"""
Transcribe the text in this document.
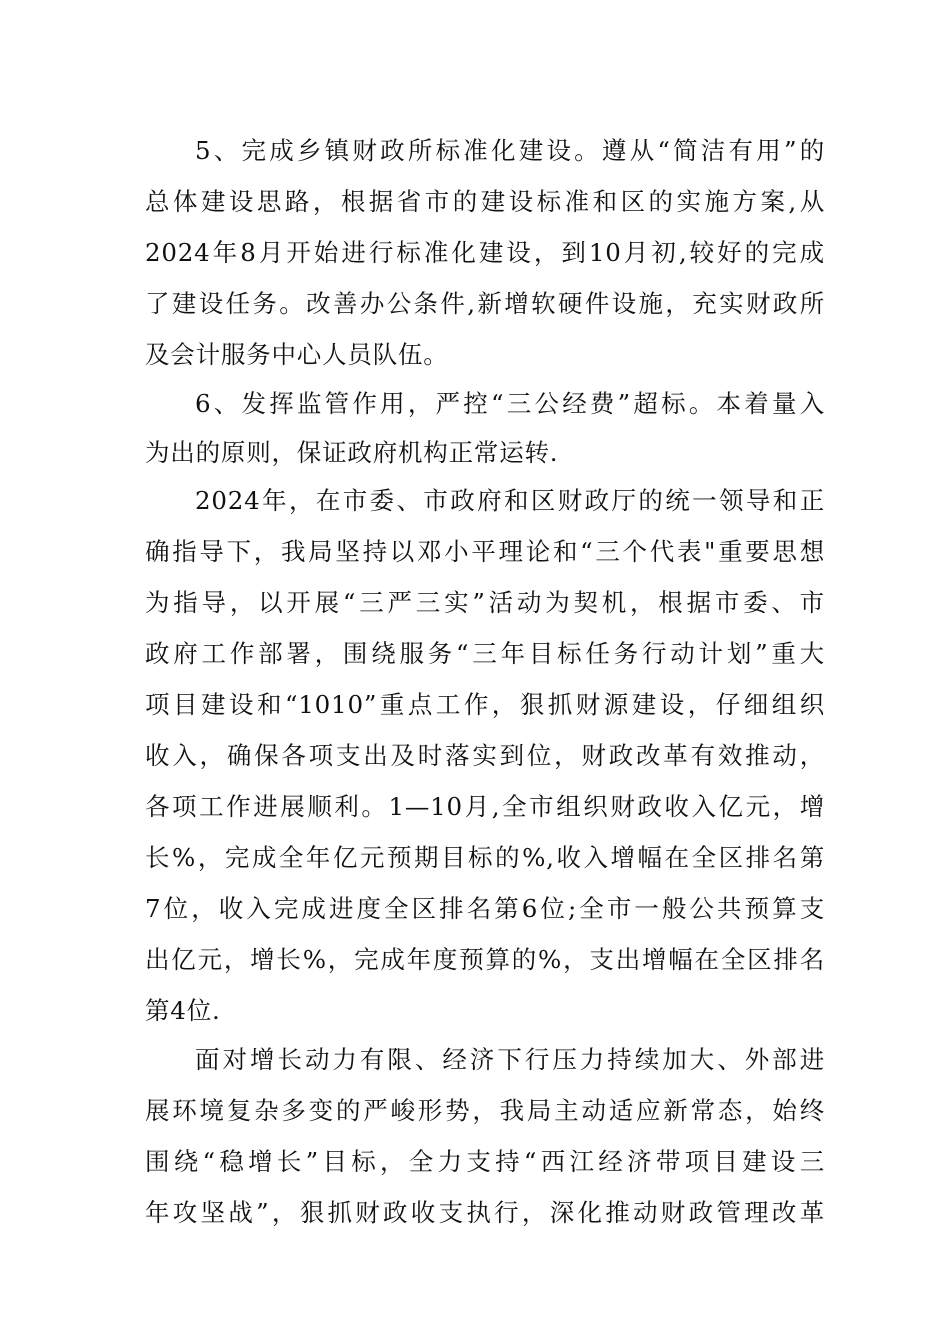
5、完成乡镇财政所标准化建设。遵从“简洁有用”的
总体建设思路，根据省市的建设标准和区的实施方案,从
2024年8月开始进行标准化建设，到10月初,较好的完成
了建设任务。改善办公条件,新增软硬件设施，充实财政所
及会计服务中心人员队伍。
6、发挥监管作用，严控“三公经费”超标。本着量入
为出的原则，保证政府机构正常运转.
2024年，在市委、市政府和区财政厅的统一领导和正
确指导下，我局坚持以邓小平理论和“三个代表"重要思想
为指导，以开展“三严三实”活动为契机，根据市委、市
政府工作部署，围绕服务“三年目标任务行动计划”重大
项目建设和“1010”重点工作，狠抓财源建设，仔细组织
收入，确保各项支出及时落实到位，财政改革有效推动，
各项工作进展顺利。1—10月,全市组织财政收入亿元，增
长%，完成全年亿元预期目标的%,收入增幅在全区排名第
7位，收入完成进度全区排名第6位;全市一般公共预算支
出亿元，增长%，完成年度预算的%，支出增幅在全区排名
第4位.
面对增长动力有限、经济下行压力持续加大、外部进
展环境复杂多变的严峻形势，我局主动适应新常态，始终
围绕“稳增长”目标，全力支持“西江经济带项目建设三
年攻坚战”，狠抓财政收支执行，深化推动财政管理改革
"""
Copy out each line word for word, please, skipping the images.

#### RESPONSE:
Transcribe the text in this document.
5、完成乡镇财政所标准化建设。遵从“简洁有用”的
总体建设思路，根据省市的建设标准和区的实施方案,从
2024年8月开始进行标准化建设，到10月初,较好的完成
了建设任务。改善办公条件,新增软硬件设施，充实财政所
及会计服务中心人员队伍。
6、发挥监管作用，严控“三公经费”超标。本着量入
为出的原则，保证政府机构正常运转.
2024年，在市委、市政府和区财政厅的统一领导和正
确指导下，我局坚持以邓小平理论和“三个代表"重要思想
为指导，以开展“三严三实”活动为契机，根据市委、市
政府工作部署，围绕服务“三年目标任务行动计划”重大
项目建设和“1010”重点工作，狠抓财源建设，仔细组织
收入，确保各项支出及时落实到位，财政改革有效推动，
各项工作进展顺利。1—10月,全市组织财政收入亿元，增
长%，完成全年亿元预期目标的%,收入增幅在全区排名第
7位，收入完成进度全区排名第6位;全市一般公共预算支
出亿元，增长%，完成年度预算的%，支出增幅在全区排名
第4位.
面对增长动力有限、经济下行压力持续加大、外部进
展环境复杂多变的严峻形势，我局主动适应新常态，始终
围绕“稳增长”目标，全力支持“西江经济带项目建设三
年攻坚战”，狠抓财政收支执行，深化推动财政管理改革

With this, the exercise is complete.